Keywords PCI bus, Power Consumption, Optimum Architecture, State machine design


    The peripheral component interconnects (PCI) bus is widely used in the embedded system. PCI is a bus for attaching digital component in hardware devices. This works as an intermediate bus for communicating between the system I/Os and other peripheral devices. It helps to communicate with a high data rate. In applications like computers, Routers, ATMs or XBOX and so on, PCI used as a communication bus between the processor and other components like graphic cards, memory; etc. [5].

    Energy saving is a key parameter of Embedded equipment. The PCI bus uses parallel communication; therefore it may consume high power, hence there is a need to design low- power PCI. The PCI bus performs read-write operation for single or multiple bytes of data. It takes initiative to read- write operation. Generally PCI takes time to switch from single byte to multiple byte read-write operation. This state transition delay has to be minimized, which improves the speed of the device [4].

    PCI bus processes the control signals, system functions, address and data. It has to be accessed throughout the modules (master or slave). The master device directs the bus and it chooses the target. It consists data/address (AD) bus. For transmission of data, it takes one or more clock delay which depends on the transmission mode of operation. Also, the digital components need minimum power interfacing. The PCI bus uses parallel communication which increases power consumption [1].

    This paper is designed FPGA based PCI bus for low power and minimum area. The top-down method is applied to the PCI bus. It divides the PCI into seven functional modules which helped to optimize the architecture for each module easily. The state machine is designed for the master and target modules. It minimizes the extra state transition delays which introduces at the time of read or write operation.

Extracted information:

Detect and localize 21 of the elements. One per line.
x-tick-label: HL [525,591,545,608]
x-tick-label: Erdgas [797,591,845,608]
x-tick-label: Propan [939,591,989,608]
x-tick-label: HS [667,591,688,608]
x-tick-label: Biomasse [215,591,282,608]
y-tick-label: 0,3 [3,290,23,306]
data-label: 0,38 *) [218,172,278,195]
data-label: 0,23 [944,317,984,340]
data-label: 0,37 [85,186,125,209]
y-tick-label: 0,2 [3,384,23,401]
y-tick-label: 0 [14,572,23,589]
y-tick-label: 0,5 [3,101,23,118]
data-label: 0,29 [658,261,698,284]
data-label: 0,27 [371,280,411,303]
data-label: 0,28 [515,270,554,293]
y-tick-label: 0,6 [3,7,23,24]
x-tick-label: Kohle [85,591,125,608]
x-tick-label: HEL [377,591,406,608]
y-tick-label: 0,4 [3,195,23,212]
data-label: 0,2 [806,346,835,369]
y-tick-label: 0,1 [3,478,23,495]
--
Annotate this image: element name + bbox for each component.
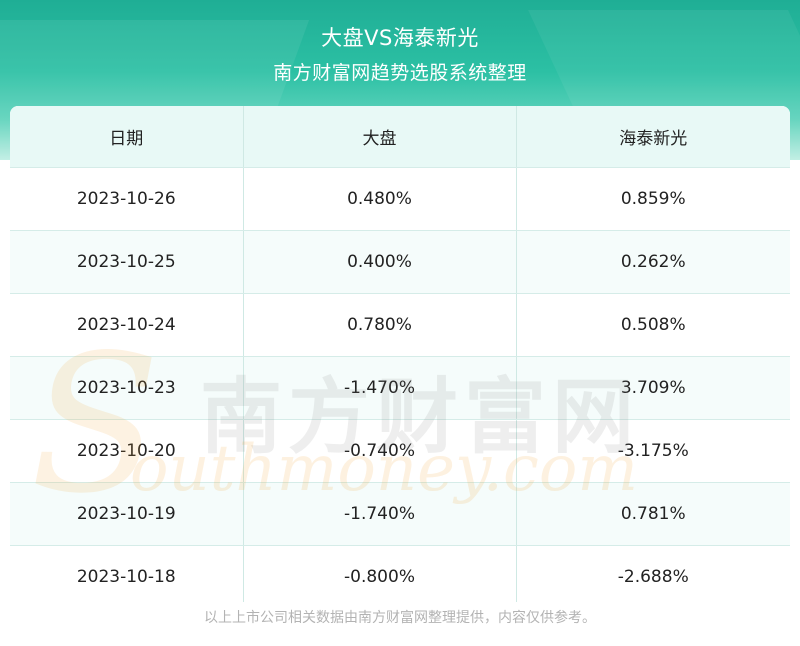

What the exercise asks:
Can you rewrite everything in the PCI bus text from "Keywords PCI bus, Power" down to "memory; etc. [5].", putting "network cards" in place of "graphic cards"? The material has no connection to the PCI bus text.

Task result:
Keywords PCI bus, Power Consumption, Optimum Architecture, State machine design


    The peripheral component interconnects (PCI) bus is widely used in the embedded system. PCI is a bus for attaching digital component in hardware devices. This works as an intermediate bus for communicating between the system I/Os and other peripheral devices. It helps to communicate with a high data rate. In applications like computers, Routers, ATMs or XBOX and so on, PCI used as a communication bus between the processor and other components like network cards, memory; etc. [5].